- _Challenge_
Skip any picture you find and retype all the remaining lines exactly.
* * *
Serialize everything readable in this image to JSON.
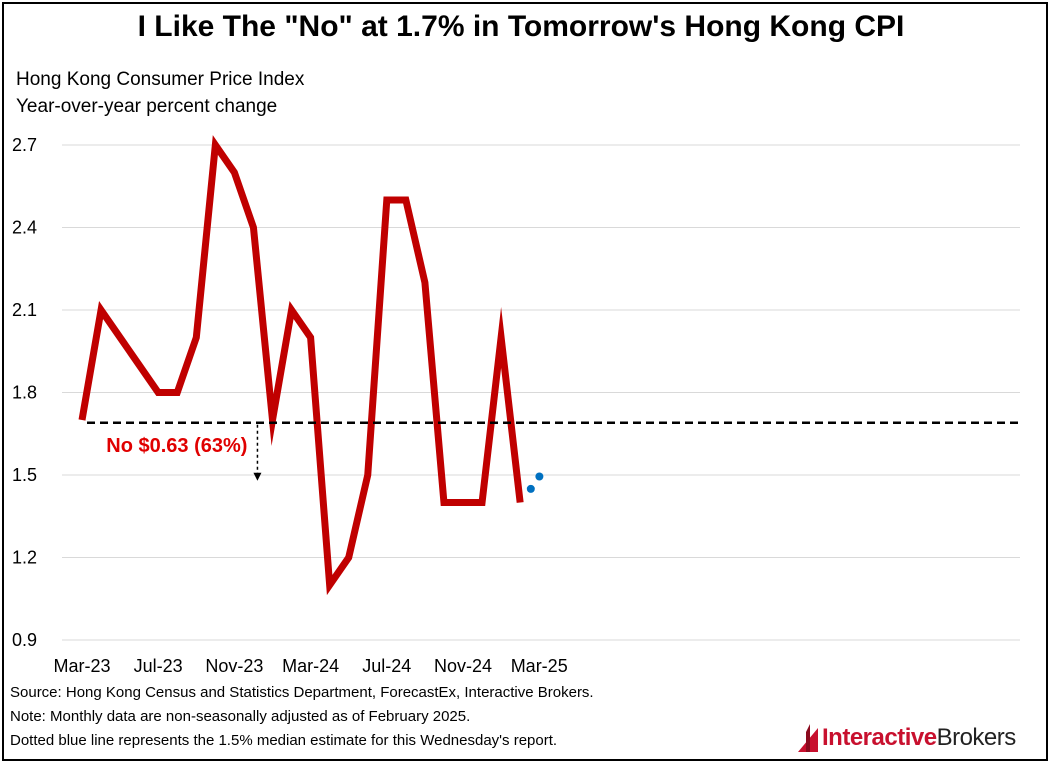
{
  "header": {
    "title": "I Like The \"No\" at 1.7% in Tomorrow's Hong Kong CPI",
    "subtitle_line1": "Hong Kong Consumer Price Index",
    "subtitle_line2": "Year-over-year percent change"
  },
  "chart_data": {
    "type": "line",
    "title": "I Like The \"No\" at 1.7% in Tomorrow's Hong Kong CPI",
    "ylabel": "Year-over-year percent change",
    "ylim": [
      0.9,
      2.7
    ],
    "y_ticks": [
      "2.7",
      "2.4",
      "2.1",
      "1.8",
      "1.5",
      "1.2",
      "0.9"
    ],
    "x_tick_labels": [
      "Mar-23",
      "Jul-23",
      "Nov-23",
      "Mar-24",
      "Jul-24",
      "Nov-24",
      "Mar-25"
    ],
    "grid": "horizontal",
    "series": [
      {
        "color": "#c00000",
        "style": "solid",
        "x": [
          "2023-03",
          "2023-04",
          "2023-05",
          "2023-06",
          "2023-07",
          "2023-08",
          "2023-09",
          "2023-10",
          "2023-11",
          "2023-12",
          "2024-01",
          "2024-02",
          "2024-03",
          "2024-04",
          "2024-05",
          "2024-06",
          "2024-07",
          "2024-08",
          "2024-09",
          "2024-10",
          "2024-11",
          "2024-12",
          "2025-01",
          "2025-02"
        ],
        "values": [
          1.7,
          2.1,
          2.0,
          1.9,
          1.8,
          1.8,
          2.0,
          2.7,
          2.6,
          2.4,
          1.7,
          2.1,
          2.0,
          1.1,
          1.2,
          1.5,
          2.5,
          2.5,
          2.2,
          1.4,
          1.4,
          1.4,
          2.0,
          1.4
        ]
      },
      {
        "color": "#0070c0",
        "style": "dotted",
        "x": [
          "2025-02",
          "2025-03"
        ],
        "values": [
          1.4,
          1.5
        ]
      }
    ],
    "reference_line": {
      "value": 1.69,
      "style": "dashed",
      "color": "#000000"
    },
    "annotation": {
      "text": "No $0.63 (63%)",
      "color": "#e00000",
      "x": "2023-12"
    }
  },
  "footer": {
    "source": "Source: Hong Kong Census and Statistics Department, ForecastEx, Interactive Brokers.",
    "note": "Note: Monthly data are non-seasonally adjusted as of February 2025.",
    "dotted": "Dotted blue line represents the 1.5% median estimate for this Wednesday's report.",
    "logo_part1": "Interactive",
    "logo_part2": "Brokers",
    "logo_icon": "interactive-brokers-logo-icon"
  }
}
* * *
- _Solution to this exercise_
Serialize everything readable in this image to JSON.
{
  "header": {
    "title": "I Like The \"No\" at 1.7% in Tomorrow's Hong Kong CPI",
    "subtitle_line1": "Hong Kong Consumer Price Index",
    "subtitle_line2": "Year-over-year percent change"
  },
  "chart_data": {
    "type": "line",
    "title": "I Like The \"No\" at 1.7% in Tomorrow's Hong Kong CPI",
    "ylabel": "Year-over-year percent change",
    "ylim": [
      0.9,
      2.7
    ],
    "y_ticks": [
      "2.7",
      "2.4",
      "2.1",
      "1.8",
      "1.5",
      "1.2",
      "0.9"
    ],
    "x_tick_labels": [
      "Mar-23",
      "Jul-23",
      "Nov-23",
      "Mar-24",
      "Jul-24",
      "Nov-24",
      "Mar-25"
    ],
    "grid": "horizontal",
    "series": [
      {
        "color": "#c00000",
        "style": "solid",
        "x": [
          "2023-03",
          "2023-04",
          "2023-05",
          "2023-06",
          "2023-07",
          "2023-08",
          "2023-09",
          "2023-10",
          "2023-11",
          "2023-12",
          "2024-01",
          "2024-02",
          "2024-03",
          "2024-04",
          "2024-05",
          "2024-06",
          "2024-07",
          "2024-08",
          "2024-09",
          "2024-10",
          "2024-11",
          "2024-12",
          "2025-01",
          "2025-02"
        ],
        "values": [
          1.7,
          2.1,
          2.0,
          1.9,
          1.8,
          1.8,
          2.0,
          2.7,
          2.6,
          2.4,
          1.7,
          2.1,
          2.0,
          1.1,
          1.2,
          1.5,
          2.5,
          2.5,
          2.2,
          1.4,
          1.4,
          1.4,
          2.0,
          1.4
        ]
      },
      {
        "color": "#0070c0",
        "style": "dotted",
        "x": [
          "2025-02",
          "2025-03"
        ],
        "values": [
          1.4,
          1.5
        ]
      }
    ],
    "reference_line": {
      "value": 1.69,
      "style": "dashed",
      "color": "#000000"
    },
    "annotation": {
      "text": "No $0.63 (63%)",
      "color": "#e00000",
      "x": "2023-12"
    }
  },
  "footer": {
    "source": "Source: Hong Kong Census and Statistics Department, ForecastEx, Interactive Brokers.",
    "note": "Note: Monthly data are non-seasonally adjusted as of February 2025.",
    "dotted": "Dotted blue line represents the 1.5% median estimate for this Wednesday's report.",
    "logo_part1": "Interactive",
    "logo_part2": "Brokers",
    "logo_icon": "interactive-brokers-logo-icon"
  }
}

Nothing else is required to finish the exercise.